BEGIN INPUT DATA

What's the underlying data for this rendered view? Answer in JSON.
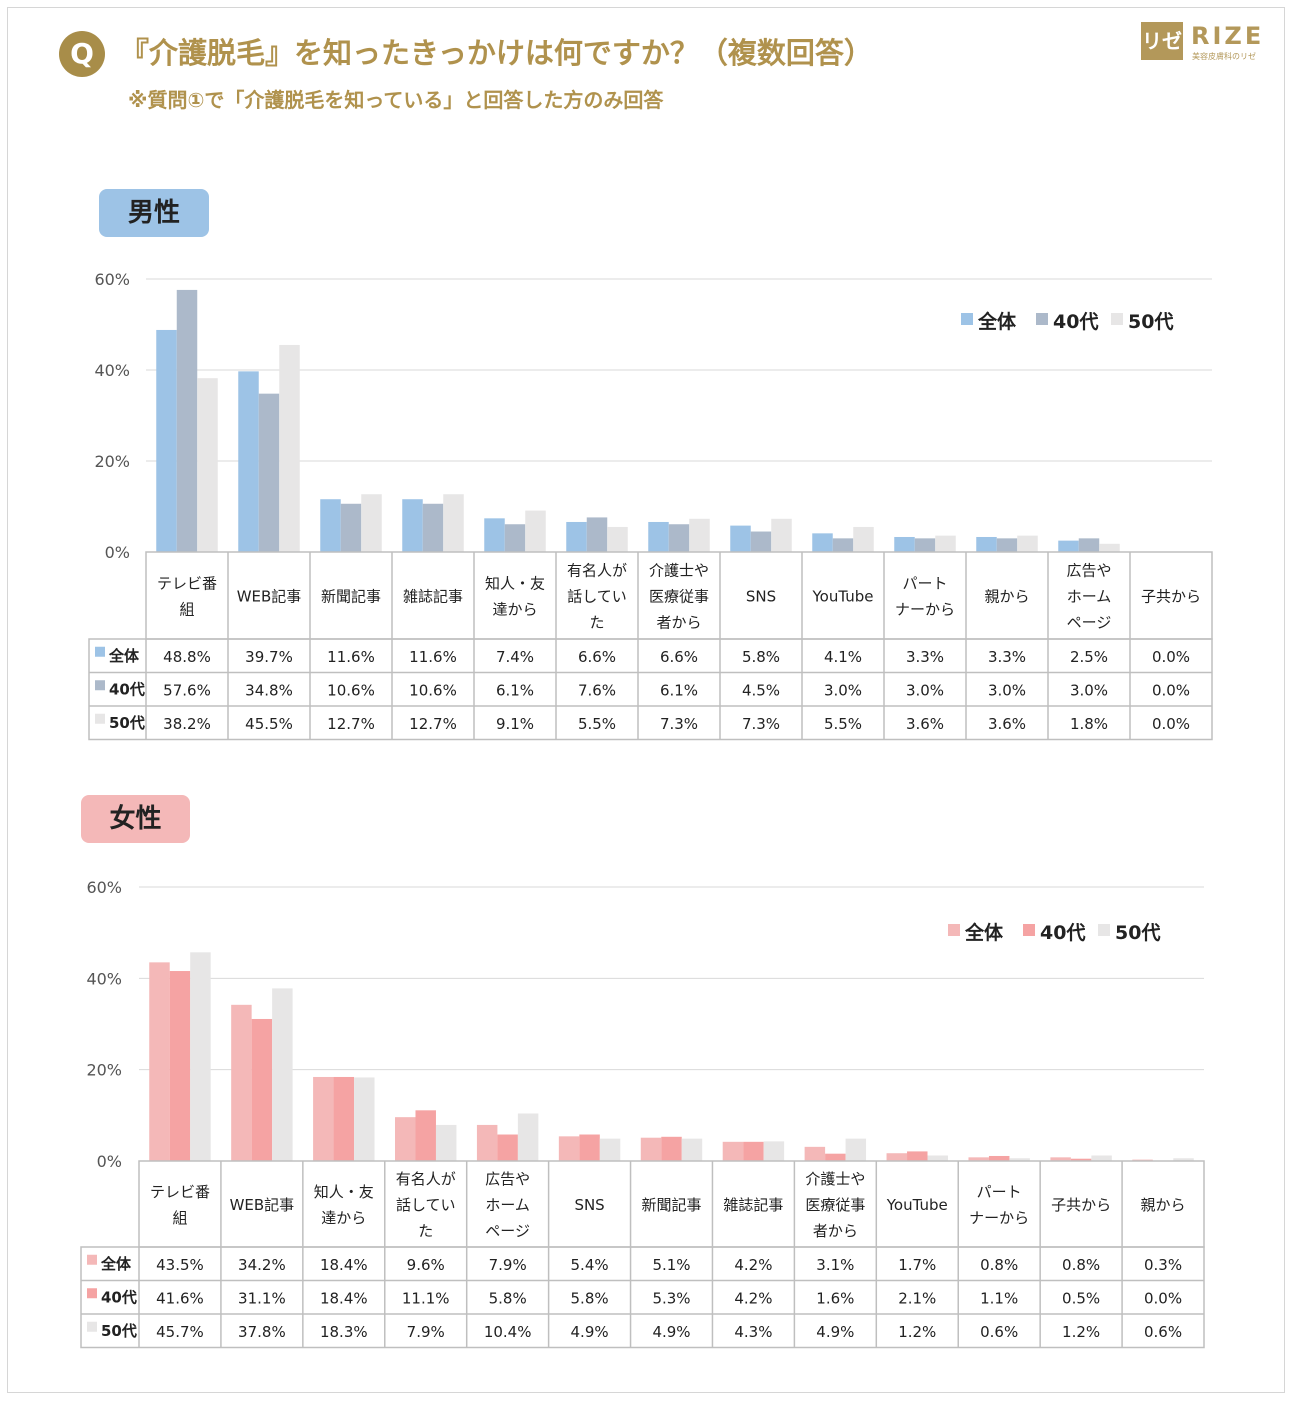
{
  "header": {
    "badge": "Q",
    "title": "『介護脱毛』を知ったきっかけは何ですか？（複数回答）",
    "subtitle": "※質問①で「介護脱毛を知っている」と回答した方のみ回答"
  },
  "logo": {
    "mark": "リゼ",
    "word": "RIZE",
    "tagline": "美容皮膚科のリゼ"
  },
  "colors": {
    "header_gold": "#b0924d",
    "male_all": "#9dc3e6",
    "male_40": "#acb9ca",
    "male_50": "#e7e6e6",
    "female_all": "#f4b8b8",
    "female_40": "#f5a3a3",
    "female_50": "#e7e6e6"
  },
  "chart_data": [
    {
      "type": "bar",
      "label": "男性",
      "ylim": [
        0,
        60
      ],
      "yticks": [
        "0%",
        "20%",
        "40%",
        "60%"
      ],
      "legend_position": "top-right",
      "categories": [
        [
          "テレビ番",
          "組"
        ],
        [
          "WEB記事"
        ],
        [
          "新聞記事"
        ],
        [
          "雑誌記事"
        ],
        [
          "知人・友",
          "達から"
        ],
        [
          "有名人が",
          "話してい",
          "た"
        ],
        [
          "介護士や",
          "医療従事",
          "者から"
        ],
        [
          "SNS"
        ],
        [
          "YouTube"
        ],
        [
          "パート",
          "ナーから"
        ],
        [
          "親から"
        ],
        [
          "広告や",
          "ホーム",
          "ページ"
        ],
        [
          "子共から"
        ]
      ],
      "series": [
        {
          "name": "全体",
          "values": [
            48.8,
            39.7,
            11.6,
            11.6,
            7.4,
            6.6,
            6.6,
            5.8,
            4.1,
            3.3,
            3.3,
            2.5,
            0.0
          ],
          "labels": [
            "48.8%",
            "39.7%",
            "11.6%",
            "11.6%",
            "7.4%",
            "6.6%",
            "6.6%",
            "5.8%",
            "4.1%",
            "3.3%",
            "3.3%",
            "2.5%",
            "0.0%"
          ]
        },
        {
          "name": "40代",
          "values": [
            57.6,
            34.8,
            10.6,
            10.6,
            6.1,
            7.6,
            6.1,
            4.5,
            3.0,
            3.0,
            3.0,
            3.0,
            0.0
          ],
          "labels": [
            "57.6%",
            "34.8%",
            "10.6%",
            "10.6%",
            "6.1%",
            "7.6%",
            "6.1%",
            "4.5%",
            "3.0%",
            "3.0%",
            "3.0%",
            "3.0%",
            "0.0%"
          ]
        },
        {
          "name": "50代",
          "values": [
            38.2,
            45.5,
            12.7,
            12.7,
            9.1,
            5.5,
            7.3,
            7.3,
            5.5,
            3.6,
            3.6,
            1.8,
            0.0
          ],
          "labels": [
            "38.2%",
            "45.5%",
            "12.7%",
            "12.7%",
            "9.1%",
            "5.5%",
            "7.3%",
            "7.3%",
            "5.5%",
            "3.6%",
            "3.6%",
            "1.8%",
            "0.0%"
          ]
        }
      ]
    },
    {
      "type": "bar",
      "label": "女性",
      "ylim": [
        0,
        60
      ],
      "yticks": [
        "0%",
        "20%",
        "40%",
        "60%"
      ],
      "legend_position": "top-right",
      "categories": [
        [
          "テレビ番",
          "組"
        ],
        [
          "WEB記事"
        ],
        [
          "知人・友",
          "達から"
        ],
        [
          "有名人が",
          "話してい",
          "た"
        ],
        [
          "広告や",
          "ホーム",
          "ページ"
        ],
        [
          "SNS"
        ],
        [
          "新聞記事"
        ],
        [
          "雑誌記事"
        ],
        [
          "介護士や",
          "医療従事",
          "者から"
        ],
        [
          "YouTube"
        ],
        [
          "パート",
          "ナーから"
        ],
        [
          "子共から"
        ],
        [
          "親から"
        ]
      ],
      "series": [
        {
          "name": "全体",
          "values": [
            43.5,
            34.2,
            18.4,
            9.6,
            7.9,
            5.4,
            5.1,
            4.2,
            3.1,
            1.7,
            0.8,
            0.8,
            0.3
          ],
          "labels": [
            "43.5%",
            "34.2%",
            "18.4%",
            "9.6%",
            "7.9%",
            "5.4%",
            "5.1%",
            "4.2%",
            "3.1%",
            "1.7%",
            "0.8%",
            "0.8%",
            "0.3%"
          ]
        },
        {
          "name": "40代",
          "values": [
            41.6,
            31.1,
            18.4,
            11.1,
            5.8,
            5.8,
            5.3,
            4.2,
            1.6,
            2.1,
            1.1,
            0.5,
            0.0
          ],
          "labels": [
            "41.6%",
            "31.1%",
            "18.4%",
            "11.1%",
            "5.8%",
            "5.8%",
            "5.3%",
            "4.2%",
            "1.6%",
            "2.1%",
            "1.1%",
            "0.5%",
            "0.0%"
          ]
        },
        {
          "name": "50代",
          "values": [
            45.7,
            37.8,
            18.3,
            7.9,
            10.4,
            4.9,
            4.9,
            4.3,
            4.9,
            1.2,
            0.6,
            1.2,
            0.6
          ],
          "labels": [
            "45.7%",
            "37.8%",
            "18.3%",
            "7.9%",
            "10.4%",
            "4.9%",
            "4.9%",
            "4.3%",
            "4.9%",
            "1.2%",
            "0.6%",
            "1.2%",
            "0.6%"
          ]
        }
      ]
    }
  ]
}
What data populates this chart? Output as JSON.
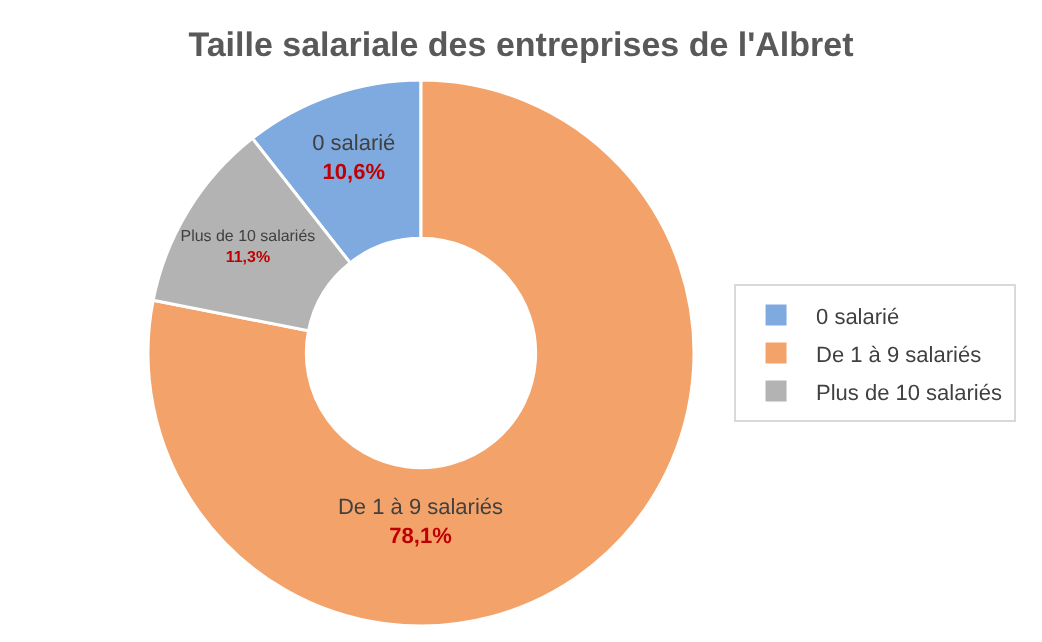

END INPUT DATA

Write out the records above once more, word for word, with no pictures.

What's the underlying data for this rendered view? Answer in JSON.
{
  "header": {
    "badge": "Q",
    "title": "『介護脱毛』を知ったきっかけは何ですか？（複数回答）",
    "subtitle": "※質問①で「介護脱毛を知っている」と回答した方のみ回答"
  },
  "logo": {
    "mark": "リゼ",
    "word": "RIZE",
    "tagline": "美容皮膚科のリゼ"
  },
  "colors": {
    "header_gold": "#b0924d",
    "male_all": "#9dc3e6",
    "male_40": "#acb9ca",
    "male_50": "#e7e6e6",
    "female_all": "#f4b8b8",
    "female_40": "#f5a3a3",
    "female_50": "#e7e6e6"
  },
  "chart_data": [
    {
      "type": "bar",
      "label": "男性",
      "ylim": [
        0,
        60
      ],
      "yticks": [
        "0%",
        "20%",
        "40%",
        "60%"
      ],
      "legend_position": "top-right",
      "categories": [
        [
          "テレビ番",
          "組"
        ],
        [
          "WEB記事"
        ],
        [
          "新聞記事"
        ],
        [
          "雑誌記事"
        ],
        [
          "知人・友",
          "達から"
        ],
        [
          "有名人が",
          "話してい",
          "た"
        ],
        [
          "介護士や",
          "医療従事",
          "者から"
        ],
        [
          "SNS"
        ],
        [
          "YouTube"
        ],
        [
          "パート",
          "ナーから"
        ],
        [
          "親から"
        ],
        [
          "広告や",
          "ホーム",
          "ページ"
        ],
        [
          "子共から"
        ]
      ],
      "series": [
        {
          "name": "全体",
          "values": [
            48.8,
            39.7,
            11.6,
            11.6,
            7.4,
            6.6,
            6.6,
            5.8,
            4.1,
            3.3,
            3.3,
            2.5,
            0.0
          ],
          "labels": [
            "48.8%",
            "39.7%",
            "11.6%",
            "11.6%",
            "7.4%",
            "6.6%",
            "6.6%",
            "5.8%",
            "4.1%",
            "3.3%",
            "3.3%",
            "2.5%",
            "0.0%"
          ]
        },
        {
          "name": "40代",
          "values": [
            57.6,
            34.8,
            10.6,
            10.6,
            6.1,
            7.6,
            6.1,
            4.5,
            3.0,
            3.0,
            3.0,
            3.0,
            0.0
          ],
          "labels": [
            "57.6%",
            "34.8%",
            "10.6%",
            "10.6%",
            "6.1%",
            "7.6%",
            "6.1%",
            "4.5%",
            "3.0%",
            "3.0%",
            "3.0%",
            "3.0%",
            "0.0%"
          ]
        },
        {
          "name": "50代",
          "values": [
            38.2,
            45.5,
            12.7,
            12.7,
            9.1,
            5.5,
            7.3,
            7.3,
            5.5,
            3.6,
            3.6,
            1.8,
            0.0
          ],
          "labels": [
            "38.2%",
            "45.5%",
            "12.7%",
            "12.7%",
            "9.1%",
            "5.5%",
            "7.3%",
            "7.3%",
            "5.5%",
            "3.6%",
            "3.6%",
            "1.8%",
            "0.0%"
          ]
        }
      ]
    },
    {
      "type": "bar",
      "label": "女性",
      "ylim": [
        0,
        60
      ],
      "yticks": [
        "0%",
        "20%",
        "40%",
        "60%"
      ],
      "legend_position": "top-right",
      "categories": [
        [
          "テレビ番",
          "組"
        ],
        [
          "WEB記事"
        ],
        [
          "知人・友",
          "達から"
        ],
        [
          "有名人が",
          "話してい",
          "た"
        ],
        [
          "広告や",
          "ホーム",
          "ページ"
        ],
        [
          "SNS"
        ],
        [
          "新聞記事"
        ],
        [
          "雑誌記事"
        ],
        [
          "介護士や",
          "医療従事",
          "者から"
        ],
        [
          "YouTube"
        ],
        [
          "パート",
          "ナーから"
        ],
        [
          "子共から"
        ],
        [
          "親から"
        ]
      ],
      "series": [
        {
          "name": "全体",
          "values": [
            43.5,
            34.2,
            18.4,
            9.6,
            7.9,
            5.4,
            5.1,
            4.2,
            3.1,
            1.7,
            0.8,
            0.8,
            0.3
          ],
          "labels": [
            "43.5%",
            "34.2%",
            "18.4%",
            "9.6%",
            "7.9%",
            "5.4%",
            "5.1%",
            "4.2%",
            "3.1%",
            "1.7%",
            "0.8%",
            "0.8%",
            "0.3%"
          ]
        },
        {
          "name": "40代",
          "values": [
            41.6,
            31.1,
            18.4,
            11.1,
            5.8,
            5.8,
            5.3,
            4.2,
            1.6,
            2.1,
            1.1,
            0.5,
            0.0
          ],
          "labels": [
            "41.6%",
            "31.1%",
            "18.4%",
            "11.1%",
            "5.8%",
            "5.8%",
            "5.3%",
            "4.2%",
            "1.6%",
            "2.1%",
            "1.1%",
            "0.5%",
            "0.0%"
          ]
        },
        {
          "name": "50代",
          "values": [
            45.7,
            37.8,
            18.3,
            7.9,
            10.4,
            4.9,
            4.9,
            4.3,
            4.9,
            1.2,
            0.6,
            1.2,
            0.6
          ],
          "labels": [
            "45.7%",
            "37.8%",
            "18.3%",
            "7.9%",
            "10.4%",
            "4.9%",
            "4.9%",
            "4.3%",
            "4.9%",
            "1.2%",
            "0.6%",
            "1.2%",
            "0.6%"
          ]
        }
      ]
    }
  ]
}
What data populates this chart? Output as JSON.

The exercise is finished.